*PROVIDED INFORMATION*.

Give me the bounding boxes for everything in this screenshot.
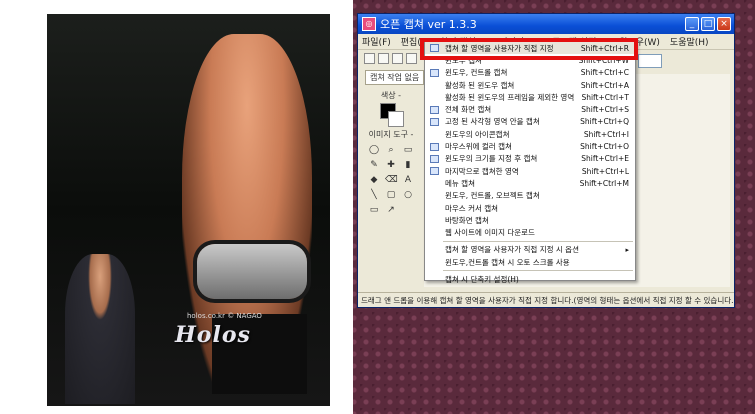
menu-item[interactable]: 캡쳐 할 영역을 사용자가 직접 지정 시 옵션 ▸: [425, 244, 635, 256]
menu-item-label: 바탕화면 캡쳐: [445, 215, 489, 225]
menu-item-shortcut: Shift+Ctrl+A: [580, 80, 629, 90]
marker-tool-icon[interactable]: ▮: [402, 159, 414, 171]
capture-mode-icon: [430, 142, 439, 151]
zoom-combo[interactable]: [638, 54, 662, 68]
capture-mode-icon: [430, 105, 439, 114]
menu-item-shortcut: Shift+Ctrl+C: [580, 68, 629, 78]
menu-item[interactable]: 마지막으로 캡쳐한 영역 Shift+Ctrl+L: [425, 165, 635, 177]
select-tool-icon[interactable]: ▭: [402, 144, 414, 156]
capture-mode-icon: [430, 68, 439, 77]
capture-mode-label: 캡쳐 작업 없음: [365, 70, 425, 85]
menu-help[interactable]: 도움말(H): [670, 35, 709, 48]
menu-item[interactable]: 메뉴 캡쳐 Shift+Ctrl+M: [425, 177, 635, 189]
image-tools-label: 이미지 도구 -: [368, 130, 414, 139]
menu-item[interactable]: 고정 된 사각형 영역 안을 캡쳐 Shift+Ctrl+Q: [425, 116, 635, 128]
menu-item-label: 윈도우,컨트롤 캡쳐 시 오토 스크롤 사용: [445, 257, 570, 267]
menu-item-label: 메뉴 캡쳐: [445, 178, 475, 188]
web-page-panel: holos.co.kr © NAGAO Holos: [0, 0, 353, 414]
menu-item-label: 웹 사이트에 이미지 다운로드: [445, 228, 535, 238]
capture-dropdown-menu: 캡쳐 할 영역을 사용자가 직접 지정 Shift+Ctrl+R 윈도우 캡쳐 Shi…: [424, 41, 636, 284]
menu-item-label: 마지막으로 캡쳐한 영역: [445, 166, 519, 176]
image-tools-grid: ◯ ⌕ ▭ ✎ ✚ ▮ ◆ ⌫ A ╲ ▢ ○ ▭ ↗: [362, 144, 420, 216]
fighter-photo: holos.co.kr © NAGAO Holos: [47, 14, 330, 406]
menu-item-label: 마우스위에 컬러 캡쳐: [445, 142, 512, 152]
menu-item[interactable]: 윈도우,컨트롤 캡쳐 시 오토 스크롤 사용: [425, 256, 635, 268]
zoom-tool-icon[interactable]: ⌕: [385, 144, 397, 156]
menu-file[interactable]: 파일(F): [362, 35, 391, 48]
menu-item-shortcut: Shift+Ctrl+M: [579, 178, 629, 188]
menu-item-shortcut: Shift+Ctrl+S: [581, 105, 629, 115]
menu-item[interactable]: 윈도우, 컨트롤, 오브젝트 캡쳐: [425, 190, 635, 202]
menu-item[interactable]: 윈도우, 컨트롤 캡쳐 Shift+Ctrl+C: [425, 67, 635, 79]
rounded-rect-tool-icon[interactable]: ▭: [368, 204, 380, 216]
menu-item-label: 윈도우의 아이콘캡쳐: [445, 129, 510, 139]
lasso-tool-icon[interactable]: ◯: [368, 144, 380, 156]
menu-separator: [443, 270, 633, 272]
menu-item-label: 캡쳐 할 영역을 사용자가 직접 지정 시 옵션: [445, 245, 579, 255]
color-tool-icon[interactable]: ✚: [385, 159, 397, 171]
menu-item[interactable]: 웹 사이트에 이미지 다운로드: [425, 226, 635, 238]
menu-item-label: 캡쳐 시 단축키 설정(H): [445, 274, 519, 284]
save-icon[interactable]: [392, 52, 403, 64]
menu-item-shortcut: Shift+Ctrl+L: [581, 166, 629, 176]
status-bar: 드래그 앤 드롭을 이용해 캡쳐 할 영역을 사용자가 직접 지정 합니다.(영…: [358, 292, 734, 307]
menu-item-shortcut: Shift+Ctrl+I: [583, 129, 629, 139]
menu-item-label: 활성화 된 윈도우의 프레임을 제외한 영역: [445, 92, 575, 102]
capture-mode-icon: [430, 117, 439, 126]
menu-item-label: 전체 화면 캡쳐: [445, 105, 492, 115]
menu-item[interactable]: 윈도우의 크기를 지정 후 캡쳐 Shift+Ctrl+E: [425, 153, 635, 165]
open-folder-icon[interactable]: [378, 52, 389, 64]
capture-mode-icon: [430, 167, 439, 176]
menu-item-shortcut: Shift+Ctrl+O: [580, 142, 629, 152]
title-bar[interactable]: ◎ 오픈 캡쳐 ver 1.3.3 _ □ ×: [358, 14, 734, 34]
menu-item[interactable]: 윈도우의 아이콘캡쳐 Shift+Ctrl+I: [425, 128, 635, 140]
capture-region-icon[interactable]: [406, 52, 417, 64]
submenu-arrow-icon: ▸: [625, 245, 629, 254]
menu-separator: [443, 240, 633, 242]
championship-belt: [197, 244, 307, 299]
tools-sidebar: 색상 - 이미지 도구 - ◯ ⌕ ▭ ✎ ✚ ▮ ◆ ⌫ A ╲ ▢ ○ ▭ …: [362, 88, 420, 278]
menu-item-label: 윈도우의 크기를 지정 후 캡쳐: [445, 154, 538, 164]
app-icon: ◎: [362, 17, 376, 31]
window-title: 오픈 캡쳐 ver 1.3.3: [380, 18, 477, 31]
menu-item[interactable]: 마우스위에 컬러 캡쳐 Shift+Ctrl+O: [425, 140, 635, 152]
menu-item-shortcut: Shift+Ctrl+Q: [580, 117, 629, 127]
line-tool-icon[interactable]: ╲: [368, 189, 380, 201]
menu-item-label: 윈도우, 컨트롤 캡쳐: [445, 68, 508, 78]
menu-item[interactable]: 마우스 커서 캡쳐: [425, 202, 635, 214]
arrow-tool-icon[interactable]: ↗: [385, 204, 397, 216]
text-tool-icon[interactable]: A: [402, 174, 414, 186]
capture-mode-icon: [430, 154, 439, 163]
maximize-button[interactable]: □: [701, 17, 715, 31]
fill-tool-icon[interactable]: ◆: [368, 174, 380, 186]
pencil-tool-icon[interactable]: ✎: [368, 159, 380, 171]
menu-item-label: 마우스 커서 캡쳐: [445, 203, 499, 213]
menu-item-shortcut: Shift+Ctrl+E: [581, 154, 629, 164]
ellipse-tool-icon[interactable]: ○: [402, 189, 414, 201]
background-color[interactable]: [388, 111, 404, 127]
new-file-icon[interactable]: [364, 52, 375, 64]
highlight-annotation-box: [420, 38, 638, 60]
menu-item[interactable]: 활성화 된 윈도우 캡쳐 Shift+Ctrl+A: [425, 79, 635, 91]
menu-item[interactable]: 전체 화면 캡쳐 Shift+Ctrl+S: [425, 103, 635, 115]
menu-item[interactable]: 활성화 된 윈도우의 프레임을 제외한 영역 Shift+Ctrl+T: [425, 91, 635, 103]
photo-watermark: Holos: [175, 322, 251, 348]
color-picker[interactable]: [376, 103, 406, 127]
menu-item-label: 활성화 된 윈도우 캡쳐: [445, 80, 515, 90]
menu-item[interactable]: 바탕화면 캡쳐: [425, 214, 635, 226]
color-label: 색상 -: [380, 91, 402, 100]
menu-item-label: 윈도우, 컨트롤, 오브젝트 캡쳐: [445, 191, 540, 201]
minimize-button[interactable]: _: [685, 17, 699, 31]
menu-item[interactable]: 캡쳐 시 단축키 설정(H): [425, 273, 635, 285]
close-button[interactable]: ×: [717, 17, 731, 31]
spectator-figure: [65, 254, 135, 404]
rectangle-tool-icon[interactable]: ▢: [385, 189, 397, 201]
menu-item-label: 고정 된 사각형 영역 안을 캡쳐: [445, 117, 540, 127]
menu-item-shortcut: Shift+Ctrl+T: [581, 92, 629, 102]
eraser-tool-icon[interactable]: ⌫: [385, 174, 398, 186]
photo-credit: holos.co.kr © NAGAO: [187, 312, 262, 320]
--
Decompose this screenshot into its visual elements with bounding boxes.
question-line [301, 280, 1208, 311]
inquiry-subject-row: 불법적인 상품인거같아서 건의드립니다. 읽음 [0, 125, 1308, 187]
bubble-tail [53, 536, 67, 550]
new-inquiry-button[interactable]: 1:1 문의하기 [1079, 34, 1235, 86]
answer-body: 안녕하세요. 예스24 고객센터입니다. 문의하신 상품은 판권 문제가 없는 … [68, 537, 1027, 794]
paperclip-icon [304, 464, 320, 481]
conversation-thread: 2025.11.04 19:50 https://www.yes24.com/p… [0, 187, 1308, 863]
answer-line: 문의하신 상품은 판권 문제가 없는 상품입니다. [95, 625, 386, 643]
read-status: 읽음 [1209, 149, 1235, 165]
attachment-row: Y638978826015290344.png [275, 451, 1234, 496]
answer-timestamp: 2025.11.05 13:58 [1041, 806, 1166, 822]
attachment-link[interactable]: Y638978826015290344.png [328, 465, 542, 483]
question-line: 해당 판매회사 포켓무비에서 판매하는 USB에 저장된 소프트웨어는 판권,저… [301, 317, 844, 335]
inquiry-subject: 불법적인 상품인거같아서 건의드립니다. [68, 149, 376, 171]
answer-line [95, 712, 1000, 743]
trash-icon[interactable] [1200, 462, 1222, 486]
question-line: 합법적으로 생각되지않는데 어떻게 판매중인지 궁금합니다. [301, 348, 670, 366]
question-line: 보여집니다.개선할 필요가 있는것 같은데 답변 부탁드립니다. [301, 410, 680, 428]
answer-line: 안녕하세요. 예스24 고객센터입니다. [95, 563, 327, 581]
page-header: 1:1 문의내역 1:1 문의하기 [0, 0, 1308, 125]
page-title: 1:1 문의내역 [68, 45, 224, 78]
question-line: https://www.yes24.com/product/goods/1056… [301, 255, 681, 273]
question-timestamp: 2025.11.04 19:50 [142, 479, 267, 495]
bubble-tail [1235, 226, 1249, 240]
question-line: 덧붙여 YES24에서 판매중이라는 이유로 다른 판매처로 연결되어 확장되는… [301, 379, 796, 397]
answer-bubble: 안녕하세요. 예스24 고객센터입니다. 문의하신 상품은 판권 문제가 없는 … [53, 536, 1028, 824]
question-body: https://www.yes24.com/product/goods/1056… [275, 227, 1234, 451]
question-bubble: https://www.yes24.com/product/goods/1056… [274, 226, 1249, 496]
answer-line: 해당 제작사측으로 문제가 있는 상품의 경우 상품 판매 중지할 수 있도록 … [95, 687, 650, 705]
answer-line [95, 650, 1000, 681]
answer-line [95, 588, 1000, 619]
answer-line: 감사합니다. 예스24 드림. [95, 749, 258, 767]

*REQUIRED TASK*.
Reproduce the data verbatim, beginning with the line that contains "Decompose this screenshot" and ending with the line that contains "read-status: 읽음 [1209, 149, 1235, 165]", both lines included.

*WRITTEN RESPONSE*.
Decompose this screenshot into its visual elements with bounding boxes.
question-line [301, 280, 1208, 311]
inquiry-subject-row: 불법적인 상품인거같아서 건의드립니다. 읽음 [0, 125, 1308, 187]
bubble-tail [53, 536, 67, 550]
new-inquiry-button[interactable]: 1:1 문의하기 [1079, 34, 1235, 86]
answer-body: 안녕하세요. 예스24 고객센터입니다. 문의하신 상품은 판권 문제가 없는 … [68, 537, 1027, 794]
paperclip-icon [304, 464, 320, 481]
conversation-thread: 2025.11.04 19:50 https://www.yes24.com/p… [0, 187, 1308, 863]
answer-line: 문의하신 상품은 판권 문제가 없는 상품입니다. [95, 625, 386, 643]
read-status: 읽음 [1209, 149, 1235, 165]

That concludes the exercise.